▶ [MATERIAL FOR THE TASK]
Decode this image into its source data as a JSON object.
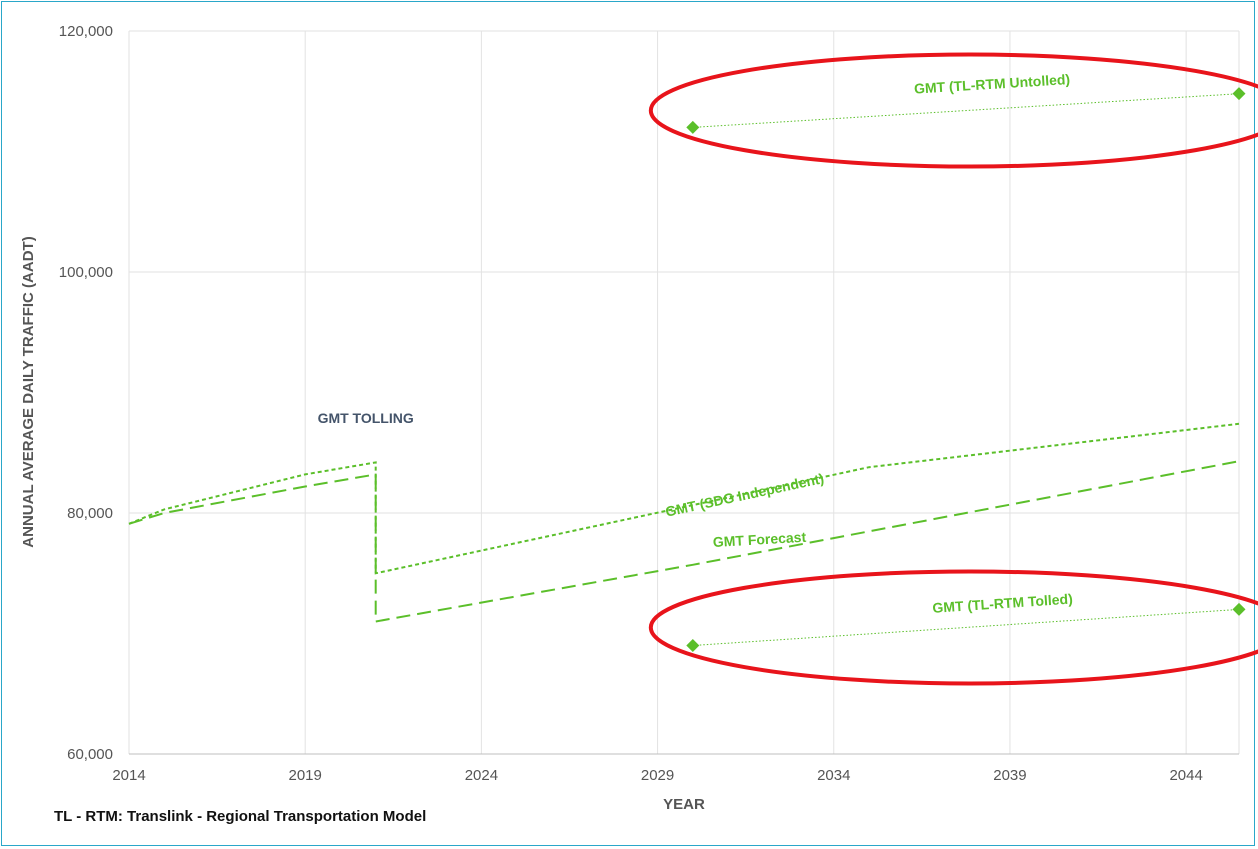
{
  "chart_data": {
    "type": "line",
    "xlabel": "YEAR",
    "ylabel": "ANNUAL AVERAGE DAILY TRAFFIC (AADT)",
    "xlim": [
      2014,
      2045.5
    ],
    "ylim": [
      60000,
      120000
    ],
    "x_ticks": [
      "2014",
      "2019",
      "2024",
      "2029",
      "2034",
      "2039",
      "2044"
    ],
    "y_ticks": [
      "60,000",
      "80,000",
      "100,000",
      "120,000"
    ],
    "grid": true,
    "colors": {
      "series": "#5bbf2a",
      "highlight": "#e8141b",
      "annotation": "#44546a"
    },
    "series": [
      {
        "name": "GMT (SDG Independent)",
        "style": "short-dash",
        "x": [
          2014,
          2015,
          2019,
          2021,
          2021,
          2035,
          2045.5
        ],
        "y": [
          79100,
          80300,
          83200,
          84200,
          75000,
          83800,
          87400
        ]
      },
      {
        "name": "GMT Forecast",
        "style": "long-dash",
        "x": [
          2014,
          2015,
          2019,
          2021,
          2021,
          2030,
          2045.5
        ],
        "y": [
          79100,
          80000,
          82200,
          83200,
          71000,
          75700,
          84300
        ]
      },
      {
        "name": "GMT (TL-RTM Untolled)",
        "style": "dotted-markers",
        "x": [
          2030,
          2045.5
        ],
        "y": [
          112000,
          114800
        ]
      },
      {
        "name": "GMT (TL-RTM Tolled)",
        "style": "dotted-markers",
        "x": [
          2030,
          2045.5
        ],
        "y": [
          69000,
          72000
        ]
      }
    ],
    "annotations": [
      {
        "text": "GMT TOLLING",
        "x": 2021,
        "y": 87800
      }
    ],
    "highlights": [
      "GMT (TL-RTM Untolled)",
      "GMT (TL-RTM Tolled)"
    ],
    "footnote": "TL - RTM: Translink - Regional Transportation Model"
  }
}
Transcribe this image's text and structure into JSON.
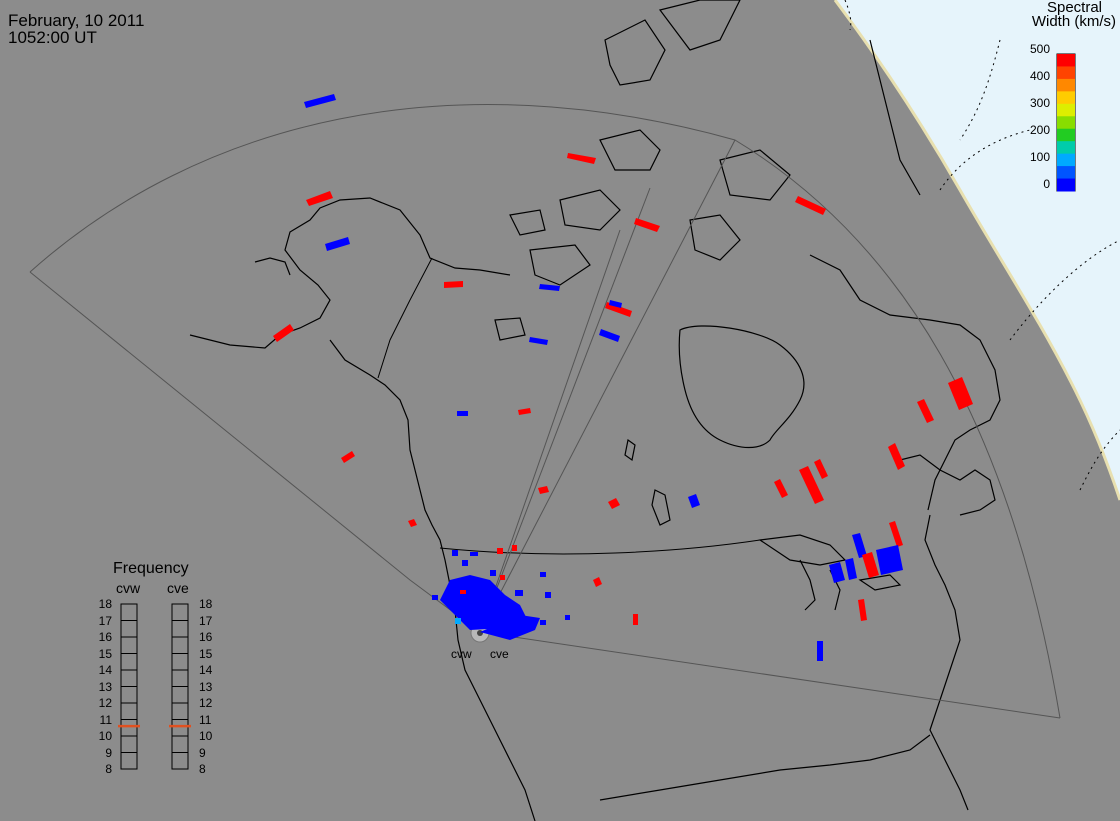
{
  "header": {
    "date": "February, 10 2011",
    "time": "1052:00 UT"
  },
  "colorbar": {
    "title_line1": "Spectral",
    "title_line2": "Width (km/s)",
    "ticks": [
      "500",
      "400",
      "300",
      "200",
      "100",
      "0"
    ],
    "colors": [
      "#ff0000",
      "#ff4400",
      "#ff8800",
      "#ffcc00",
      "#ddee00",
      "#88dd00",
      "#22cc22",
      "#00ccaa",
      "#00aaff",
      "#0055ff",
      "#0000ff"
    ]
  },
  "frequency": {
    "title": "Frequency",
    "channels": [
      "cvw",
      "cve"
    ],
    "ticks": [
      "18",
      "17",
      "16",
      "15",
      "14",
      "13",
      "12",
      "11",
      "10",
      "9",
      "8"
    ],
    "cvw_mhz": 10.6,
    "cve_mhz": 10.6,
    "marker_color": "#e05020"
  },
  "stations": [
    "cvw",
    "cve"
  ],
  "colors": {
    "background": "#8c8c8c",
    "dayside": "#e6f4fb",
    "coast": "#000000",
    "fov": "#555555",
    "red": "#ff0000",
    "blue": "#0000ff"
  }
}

▶ [WHAT YOU ARE ASKED TO DO] Leave out the pictures and return every record word for word.

▶ [RESPONSE FOR THIS EXERCISE]
Decode this image into its source data as a JSON object.
{
  "chart_data": {
    "type": "line",
    "xlabel": "YEAR",
    "ylabel": "ANNUAL AVERAGE DAILY TRAFFIC (AADT)",
    "xlim": [
      2014,
      2045.5
    ],
    "ylim": [
      60000,
      120000
    ],
    "x_ticks": [
      "2014",
      "2019",
      "2024",
      "2029",
      "2034",
      "2039",
      "2044"
    ],
    "y_ticks": [
      "60,000",
      "80,000",
      "100,000",
      "120,000"
    ],
    "grid": true,
    "colors": {
      "series": "#5bbf2a",
      "highlight": "#e8141b",
      "annotation": "#44546a"
    },
    "series": [
      {
        "name": "GMT (SDG Independent)",
        "style": "short-dash",
        "x": [
          2014,
          2015,
          2019,
          2021,
          2021,
          2035,
          2045.5
        ],
        "y": [
          79100,
          80300,
          83200,
          84200,
          75000,
          83800,
          87400
        ]
      },
      {
        "name": "GMT Forecast",
        "style": "long-dash",
        "x": [
          2014,
          2015,
          2019,
          2021,
          2021,
          2030,
          2045.5
        ],
        "y": [
          79100,
          80000,
          82200,
          83200,
          71000,
          75700,
          84300
        ]
      },
      {
        "name": "GMT (TL-RTM Untolled)",
        "style": "dotted-markers",
        "x": [
          2030,
          2045.5
        ],
        "y": [
          112000,
          114800
        ]
      },
      {
        "name": "GMT (TL-RTM Tolled)",
        "style": "dotted-markers",
        "x": [
          2030,
          2045.5
        ],
        "y": [
          69000,
          72000
        ]
      }
    ],
    "annotations": [
      {
        "text": "GMT TOLLING",
        "x": 2021,
        "y": 87800
      }
    ],
    "highlights": [
      "GMT (TL-RTM Untolled)",
      "GMT (TL-RTM Tolled)"
    ],
    "footnote": "TL - RTM: Translink - Regional Transportation Model"
  }
}
Transcribe this image's text and structure into JSON.
{
  "header": {
    "date": "February, 10 2011",
    "time": "1052:00 UT"
  },
  "colorbar": {
    "title_line1": "Spectral",
    "title_line2": "Width (km/s)",
    "ticks": [
      "500",
      "400",
      "300",
      "200",
      "100",
      "0"
    ],
    "colors": [
      "#ff0000",
      "#ff4400",
      "#ff8800",
      "#ffcc00",
      "#ddee00",
      "#88dd00",
      "#22cc22",
      "#00ccaa",
      "#00aaff",
      "#0055ff",
      "#0000ff"
    ]
  },
  "frequency": {
    "title": "Frequency",
    "channels": [
      "cvw",
      "cve"
    ],
    "ticks": [
      "18",
      "17",
      "16",
      "15",
      "14",
      "13",
      "12",
      "11",
      "10",
      "9",
      "8"
    ],
    "cvw_mhz": 10.6,
    "cve_mhz": 10.6,
    "marker_color": "#e05020"
  },
  "stations": [
    "cvw",
    "cve"
  ],
  "colors": {
    "background": "#8c8c8c",
    "dayside": "#e6f4fb",
    "coast": "#000000",
    "fov": "#555555",
    "red": "#ff0000",
    "blue": "#0000ff"
  }
}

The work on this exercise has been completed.